RECORDS PROVIDED –
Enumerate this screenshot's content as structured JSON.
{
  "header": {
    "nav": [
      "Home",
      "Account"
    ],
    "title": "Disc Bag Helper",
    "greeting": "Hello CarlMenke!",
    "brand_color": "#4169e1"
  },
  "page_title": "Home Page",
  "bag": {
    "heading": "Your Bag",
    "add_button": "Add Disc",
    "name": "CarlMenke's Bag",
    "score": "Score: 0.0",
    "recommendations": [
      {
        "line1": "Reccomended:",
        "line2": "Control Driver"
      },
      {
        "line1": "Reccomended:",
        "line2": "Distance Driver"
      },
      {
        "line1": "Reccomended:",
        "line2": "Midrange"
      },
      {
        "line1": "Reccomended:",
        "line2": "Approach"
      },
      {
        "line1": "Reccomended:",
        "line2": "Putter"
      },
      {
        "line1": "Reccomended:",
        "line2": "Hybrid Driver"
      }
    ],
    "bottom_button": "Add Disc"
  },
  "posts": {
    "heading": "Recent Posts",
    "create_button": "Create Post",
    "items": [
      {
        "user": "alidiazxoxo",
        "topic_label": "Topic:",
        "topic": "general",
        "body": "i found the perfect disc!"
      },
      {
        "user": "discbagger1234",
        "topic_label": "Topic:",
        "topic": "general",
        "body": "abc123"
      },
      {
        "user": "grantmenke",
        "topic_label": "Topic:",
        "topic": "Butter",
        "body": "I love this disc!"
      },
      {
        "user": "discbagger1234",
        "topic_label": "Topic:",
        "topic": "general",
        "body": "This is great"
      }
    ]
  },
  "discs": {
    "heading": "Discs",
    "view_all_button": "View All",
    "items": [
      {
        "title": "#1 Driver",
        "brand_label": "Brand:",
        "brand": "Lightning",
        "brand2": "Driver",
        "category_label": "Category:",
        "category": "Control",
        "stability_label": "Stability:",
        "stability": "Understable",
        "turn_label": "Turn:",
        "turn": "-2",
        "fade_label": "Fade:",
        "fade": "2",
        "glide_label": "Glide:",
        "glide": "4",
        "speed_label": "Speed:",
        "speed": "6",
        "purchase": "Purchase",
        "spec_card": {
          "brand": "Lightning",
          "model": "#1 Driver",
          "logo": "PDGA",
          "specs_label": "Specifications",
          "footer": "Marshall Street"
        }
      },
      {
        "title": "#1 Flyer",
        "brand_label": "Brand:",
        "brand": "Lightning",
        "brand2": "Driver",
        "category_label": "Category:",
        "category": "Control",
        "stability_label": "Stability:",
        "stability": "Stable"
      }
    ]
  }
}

WHAT THIS TASK INVOLVES –
The lines to collect are those holding the string "user"; copy them all.

RESULT BELOW –
        "user": "alidiazxoxo",
        "user": "discbagger1234",
        "user": "grantmenke",
        "user": "discbagger1234",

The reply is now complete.